> _WORK TO BE COMPLETED_:
Exactly reproduce the lines that follow.

> _DATA SECTION_:

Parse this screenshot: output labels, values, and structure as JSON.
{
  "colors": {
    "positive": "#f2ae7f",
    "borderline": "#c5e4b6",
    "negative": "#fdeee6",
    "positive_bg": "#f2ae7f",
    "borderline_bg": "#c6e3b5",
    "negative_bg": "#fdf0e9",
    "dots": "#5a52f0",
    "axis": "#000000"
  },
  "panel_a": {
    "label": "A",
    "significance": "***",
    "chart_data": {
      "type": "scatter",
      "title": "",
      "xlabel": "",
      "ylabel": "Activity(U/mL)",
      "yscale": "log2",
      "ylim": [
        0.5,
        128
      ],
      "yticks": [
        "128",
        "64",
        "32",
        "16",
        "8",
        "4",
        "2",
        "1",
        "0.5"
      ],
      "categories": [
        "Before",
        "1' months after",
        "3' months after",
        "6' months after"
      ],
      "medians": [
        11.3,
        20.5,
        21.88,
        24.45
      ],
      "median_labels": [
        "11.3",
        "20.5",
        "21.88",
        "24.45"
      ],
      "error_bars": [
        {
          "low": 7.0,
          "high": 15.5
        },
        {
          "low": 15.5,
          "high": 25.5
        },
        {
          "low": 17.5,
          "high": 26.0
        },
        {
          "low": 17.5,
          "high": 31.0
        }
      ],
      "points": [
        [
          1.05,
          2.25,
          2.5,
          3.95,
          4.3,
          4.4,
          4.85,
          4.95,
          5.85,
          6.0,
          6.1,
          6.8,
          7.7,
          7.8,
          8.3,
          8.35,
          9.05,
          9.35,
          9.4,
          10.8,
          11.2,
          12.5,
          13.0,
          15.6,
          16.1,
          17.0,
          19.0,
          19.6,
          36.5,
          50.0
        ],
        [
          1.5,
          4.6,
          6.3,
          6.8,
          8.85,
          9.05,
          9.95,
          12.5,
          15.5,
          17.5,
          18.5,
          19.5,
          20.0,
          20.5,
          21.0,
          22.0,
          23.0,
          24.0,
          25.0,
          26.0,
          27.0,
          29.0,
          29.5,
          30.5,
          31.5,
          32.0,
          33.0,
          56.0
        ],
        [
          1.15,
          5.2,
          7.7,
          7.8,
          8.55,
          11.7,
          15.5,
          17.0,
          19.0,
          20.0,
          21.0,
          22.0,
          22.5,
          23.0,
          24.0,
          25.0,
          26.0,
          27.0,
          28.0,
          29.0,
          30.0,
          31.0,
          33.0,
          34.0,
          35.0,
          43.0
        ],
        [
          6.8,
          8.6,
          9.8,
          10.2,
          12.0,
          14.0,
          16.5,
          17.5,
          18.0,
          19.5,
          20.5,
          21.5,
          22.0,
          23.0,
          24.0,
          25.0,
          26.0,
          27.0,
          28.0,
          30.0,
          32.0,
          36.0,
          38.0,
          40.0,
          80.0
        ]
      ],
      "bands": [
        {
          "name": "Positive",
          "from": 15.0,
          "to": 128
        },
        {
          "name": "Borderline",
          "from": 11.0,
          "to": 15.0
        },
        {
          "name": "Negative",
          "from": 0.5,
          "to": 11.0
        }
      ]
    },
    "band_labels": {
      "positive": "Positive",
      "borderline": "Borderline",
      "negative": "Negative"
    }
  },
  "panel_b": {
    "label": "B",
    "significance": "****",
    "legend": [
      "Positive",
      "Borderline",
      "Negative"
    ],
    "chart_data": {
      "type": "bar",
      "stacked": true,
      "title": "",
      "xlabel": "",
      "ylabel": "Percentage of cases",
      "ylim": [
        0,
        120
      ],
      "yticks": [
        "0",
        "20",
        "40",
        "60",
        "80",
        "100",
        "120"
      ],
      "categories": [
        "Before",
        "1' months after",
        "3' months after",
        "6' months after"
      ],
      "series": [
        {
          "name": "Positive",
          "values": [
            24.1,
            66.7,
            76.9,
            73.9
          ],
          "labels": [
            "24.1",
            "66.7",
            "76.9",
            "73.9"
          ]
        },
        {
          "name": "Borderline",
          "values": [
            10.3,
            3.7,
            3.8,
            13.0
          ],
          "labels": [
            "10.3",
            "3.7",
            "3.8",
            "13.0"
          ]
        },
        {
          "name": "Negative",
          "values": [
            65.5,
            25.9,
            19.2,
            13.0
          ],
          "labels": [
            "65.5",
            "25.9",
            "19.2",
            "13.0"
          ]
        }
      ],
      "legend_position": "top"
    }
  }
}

> _ANSWER FOR THIS EXERCISE_:
Parse this screenshot: output labels, values, and structure as JSON.
{
  "colors": {
    "positive": "#f2ae7f",
    "borderline": "#c5e4b6",
    "negative": "#fdeee6",
    "positive_bg": "#f2ae7f",
    "borderline_bg": "#c6e3b5",
    "negative_bg": "#fdf0e9",
    "dots": "#5a52f0",
    "axis": "#000000"
  },
  "panel_a": {
    "label": "A",
    "significance": "***",
    "chart_data": {
      "type": "scatter",
      "title": "",
      "xlabel": "",
      "ylabel": "Activity(U/mL)",
      "yscale": "log2",
      "ylim": [
        0.5,
        128
      ],
      "yticks": [
        "128",
        "64",
        "32",
        "16",
        "8",
        "4",
        "2",
        "1",
        "0.5"
      ],
      "categories": [
        "Before",
        "1' months after",
        "3' months after",
        "6' months after"
      ],
      "medians": [
        11.3,
        20.5,
        21.88,
        24.45
      ],
      "median_labels": [
        "11.3",
        "20.5",
        "21.88",
        "24.45"
      ],
      "error_bars": [
        {
          "low": 7.0,
          "high": 15.5
        },
        {
          "low": 15.5,
          "high": 25.5
        },
        {
          "low": 17.5,
          "high": 26.0
        },
        {
          "low": 17.5,
          "high": 31.0
        }
      ],
      "points": [
        [
          1.05,
          2.25,
          2.5,
          3.95,
          4.3,
          4.4,
          4.85,
          4.95,
          5.85,
          6.0,
          6.1,
          6.8,
          7.7,
          7.8,
          8.3,
          8.35,
          9.05,
          9.35,
          9.4,
          10.8,
          11.2,
          12.5,
          13.0,
          15.6,
          16.1,
          17.0,
          19.0,
          19.6,
          36.5,
          50.0
        ],
        [
          1.5,
          4.6,
          6.3,
          6.8,
          8.85,
          9.05,
          9.95,
          12.5,
          15.5,
          17.5,
          18.5,
          19.5,
          20.0,
          20.5,
          21.0,
          22.0,
          23.0,
          24.0,
          25.0,
          26.0,
          27.0,
          29.0,
          29.5,
          30.5,
          31.5,
          32.0,
          33.0,
          56.0
        ],
        [
          1.15,
          5.2,
          7.7,
          7.8,
          8.55,
          11.7,
          15.5,
          17.0,
          19.0,
          20.0,
          21.0,
          22.0,
          22.5,
          23.0,
          24.0,
          25.0,
          26.0,
          27.0,
          28.0,
          29.0,
          30.0,
          31.0,
          33.0,
          34.0,
          35.0,
          43.0
        ],
        [
          6.8,
          8.6,
          9.8,
          10.2,
          12.0,
          14.0,
          16.5,
          17.5,
          18.0,
          19.5,
          20.5,
          21.5,
          22.0,
          23.0,
          24.0,
          25.0,
          26.0,
          27.0,
          28.0,
          30.0,
          32.0,
          36.0,
          38.0,
          40.0,
          80.0
        ]
      ],
      "bands": [
        {
          "name": "Positive",
          "from": 15.0,
          "to": 128
        },
        {
          "name": "Borderline",
          "from": 11.0,
          "to": 15.0
        },
        {
          "name": "Negative",
          "from": 0.5,
          "to": 11.0
        }
      ]
    },
    "band_labels": {
      "positive": "Positive",
      "borderline": "Borderline",
      "negative": "Negative"
    }
  },
  "panel_b": {
    "label": "B",
    "significance": "****",
    "legend": [
      "Positive",
      "Borderline",
      "Negative"
    ],
    "chart_data": {
      "type": "bar",
      "stacked": true,
      "title": "",
      "xlabel": "",
      "ylabel": "Percentage of cases",
      "ylim": [
        0,
        120
      ],
      "yticks": [
        "0",
        "20",
        "40",
        "60",
        "80",
        "100",
        "120"
      ],
      "categories": [
        "Before",
        "1' months after",
        "3' months after",
        "6' months after"
      ],
      "series": [
        {
          "name": "Positive",
          "values": [
            24.1,
            66.7,
            76.9,
            73.9
          ],
          "labels": [
            "24.1",
            "66.7",
            "76.9",
            "73.9"
          ]
        },
        {
          "name": "Borderline",
          "values": [
            10.3,
            3.7,
            3.8,
            13.0
          ],
          "labels": [
            "10.3",
            "3.7",
            "3.8",
            "13.0"
          ]
        },
        {
          "name": "Negative",
          "values": [
            65.5,
            25.9,
            19.2,
            13.0
          ],
          "labels": [
            "65.5",
            "25.9",
            "19.2",
            "13.0"
          ]
        }
      ],
      "legend_position": "top"
    }
  }
}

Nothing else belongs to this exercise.